▶ _Short problem_
Output the material beneath this task exactly, images excluded.

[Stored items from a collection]
□ □ □
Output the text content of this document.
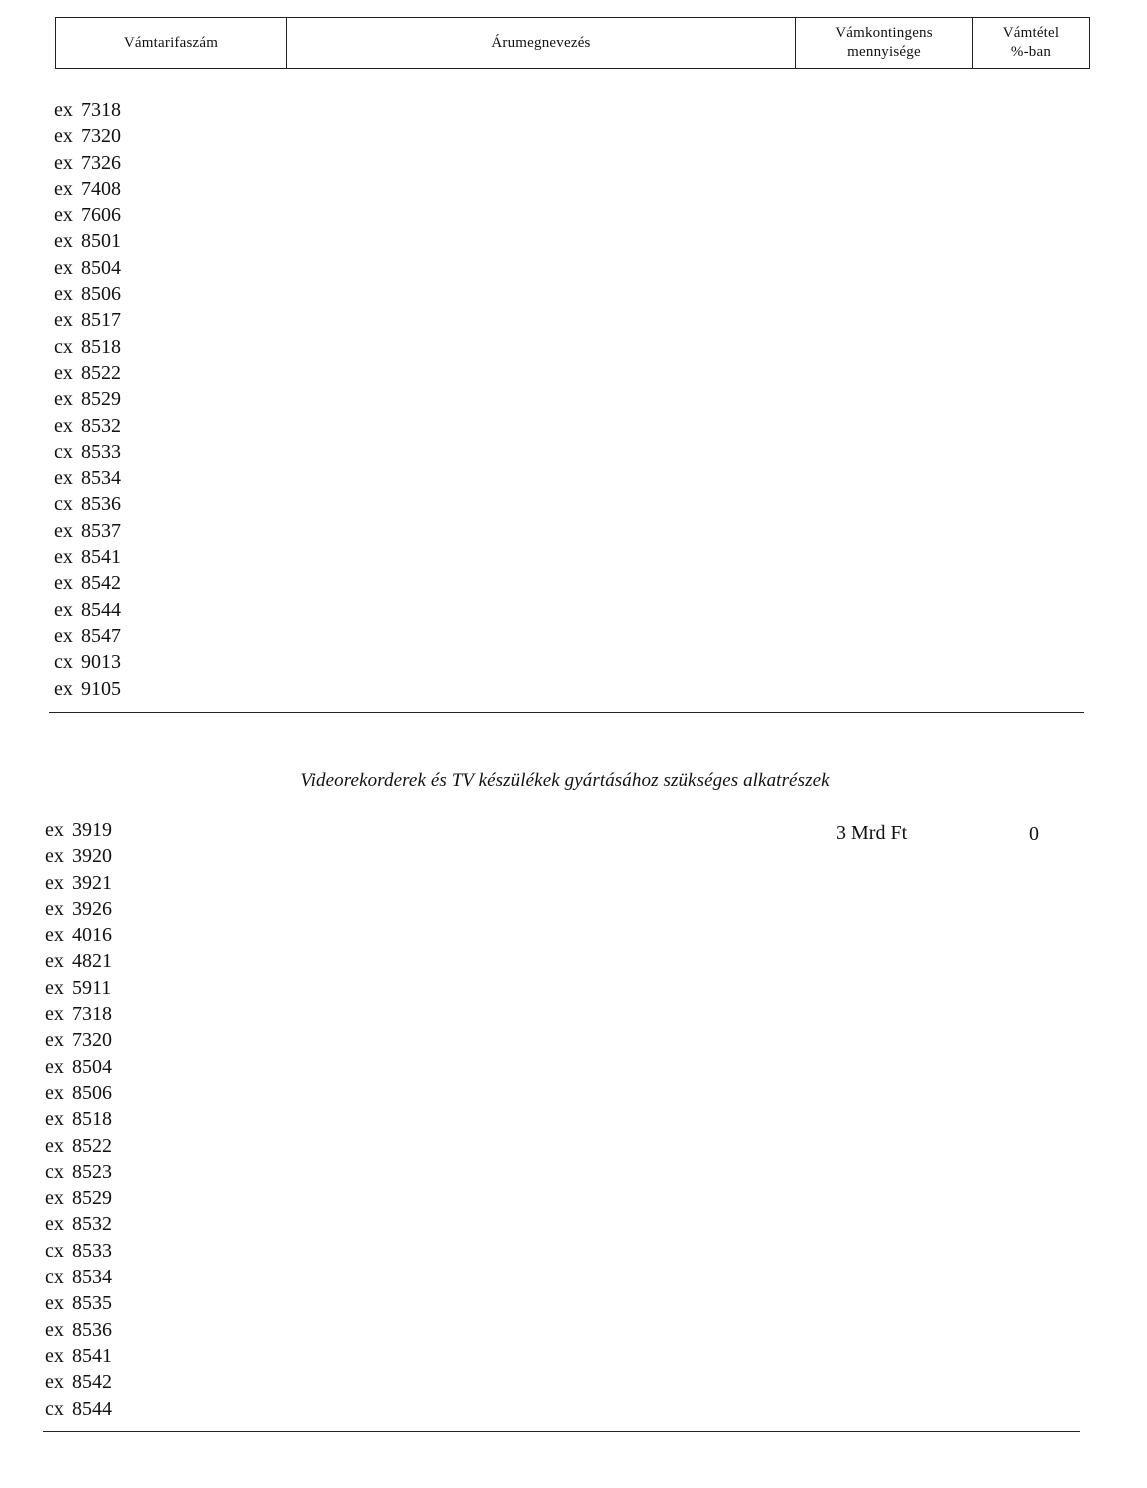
Vámtarifaszám	Árumegnevezés
Vámkontingens
mennyisége
Vámtétel
%-ban
ex 7318
ex 7320
ex 7326
ex 7408
ex 7606
ex 8501
ex 8504
ex 8506
ex 8517
cx 8518
ex 8522
ex 8529
ex 8532
cx 8533
ex 8534
cx 8536
ex 8537
ex 8541
ex 8542
ex 8544
ex 8547
cx 9013
ex 9105
Videorekorderek és TV készülékek gyártásához szükséges alkatrészek
3 Mrd Ft	0
ex 3919
ex 3920
ex 3921
ex 3926
ex 4016
ex 4821
ex 5911
ex 7318
ex 7320
ex 8504
ex 8506
ex 8518
ex 8522
cx 8523
ex 8529
ex 8532
cx 8533
cx 8534
ex 8535
ex 8536
ex 8541
ex 8542
cx 8544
□ □ □
▶ _Solution to this exercise_
Output the text content of this document.
Vámtarifaszám	Árumegnevezés
Vámkontingens
mennyisége
Vámtétel
%-ban
ex 7318
ex 7320
ex 7326
ex 7408
ex 7606
ex 8501
ex 8504
ex 8506
ex 8517
cx 8518
ex 8522
ex 8529
ex 8532
cx 8533
ex 8534
cx 8536
ex 8537
ex 8541
ex 8542
ex 8544
ex 8547
cx 9013
ex 9105
Videorekorderek és TV készülékek gyártásához szükséges alkatrészek
3 Mrd Ft	0
ex 3919
ex 3920
ex 3921
ex 3926
ex 4016
ex 4821
ex 5911
ex 7318
ex 7320
ex 8504
ex 8506
ex 8518
ex 8522
cx 8523
ex 8529
ex 8532
cx 8533
cx 8534
ex 8535
ex 8536
ex 8541
ex 8542
cx 8544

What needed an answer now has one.